● INSTRUCTION:
Search the material for the word "JSON" and copy each line that holds it.

● DATA PROVIDED:
────
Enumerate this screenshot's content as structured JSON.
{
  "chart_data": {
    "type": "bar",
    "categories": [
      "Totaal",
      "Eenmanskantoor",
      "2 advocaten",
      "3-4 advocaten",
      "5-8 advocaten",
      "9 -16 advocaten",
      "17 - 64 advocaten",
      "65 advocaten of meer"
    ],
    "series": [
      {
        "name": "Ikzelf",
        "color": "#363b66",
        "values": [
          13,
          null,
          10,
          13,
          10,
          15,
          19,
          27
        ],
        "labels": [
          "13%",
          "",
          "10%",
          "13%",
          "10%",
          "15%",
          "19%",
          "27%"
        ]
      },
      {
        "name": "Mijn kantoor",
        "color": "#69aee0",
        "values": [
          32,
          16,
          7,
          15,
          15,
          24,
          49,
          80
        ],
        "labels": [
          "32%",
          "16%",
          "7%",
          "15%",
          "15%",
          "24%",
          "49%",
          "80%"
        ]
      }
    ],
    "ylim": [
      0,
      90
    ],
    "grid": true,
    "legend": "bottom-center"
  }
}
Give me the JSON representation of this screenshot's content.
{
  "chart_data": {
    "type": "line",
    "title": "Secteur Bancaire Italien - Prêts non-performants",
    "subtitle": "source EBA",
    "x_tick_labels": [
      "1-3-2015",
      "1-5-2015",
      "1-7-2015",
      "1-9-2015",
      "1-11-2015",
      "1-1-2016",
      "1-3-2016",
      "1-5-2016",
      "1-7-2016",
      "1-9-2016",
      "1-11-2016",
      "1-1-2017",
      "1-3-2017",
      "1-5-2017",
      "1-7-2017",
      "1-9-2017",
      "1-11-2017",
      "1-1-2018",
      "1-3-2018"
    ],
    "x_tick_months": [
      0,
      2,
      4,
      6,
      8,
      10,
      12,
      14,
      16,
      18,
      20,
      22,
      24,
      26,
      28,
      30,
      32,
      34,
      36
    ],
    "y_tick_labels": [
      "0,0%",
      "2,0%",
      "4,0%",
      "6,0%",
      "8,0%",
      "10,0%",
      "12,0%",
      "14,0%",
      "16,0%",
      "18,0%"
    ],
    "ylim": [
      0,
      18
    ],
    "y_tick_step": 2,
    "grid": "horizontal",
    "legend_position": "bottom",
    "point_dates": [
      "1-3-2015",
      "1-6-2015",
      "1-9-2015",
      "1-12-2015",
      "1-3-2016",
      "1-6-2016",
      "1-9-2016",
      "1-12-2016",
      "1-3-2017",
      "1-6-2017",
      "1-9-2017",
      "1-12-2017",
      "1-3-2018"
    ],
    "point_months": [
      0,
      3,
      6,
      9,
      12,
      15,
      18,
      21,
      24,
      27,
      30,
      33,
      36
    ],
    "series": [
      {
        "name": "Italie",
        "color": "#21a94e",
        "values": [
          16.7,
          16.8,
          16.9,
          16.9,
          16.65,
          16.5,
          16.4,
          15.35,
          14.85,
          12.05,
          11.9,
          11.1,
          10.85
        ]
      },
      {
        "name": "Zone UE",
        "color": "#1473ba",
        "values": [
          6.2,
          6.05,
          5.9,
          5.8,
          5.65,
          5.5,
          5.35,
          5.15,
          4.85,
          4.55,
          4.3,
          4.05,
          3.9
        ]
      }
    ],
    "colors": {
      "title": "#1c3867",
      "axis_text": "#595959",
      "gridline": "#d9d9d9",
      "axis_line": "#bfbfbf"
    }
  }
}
────
● SOLUTION FOR THIS TASK:
Enumerate this screenshot's content as structured JSON.
Give me the JSON representation of this screenshot's content.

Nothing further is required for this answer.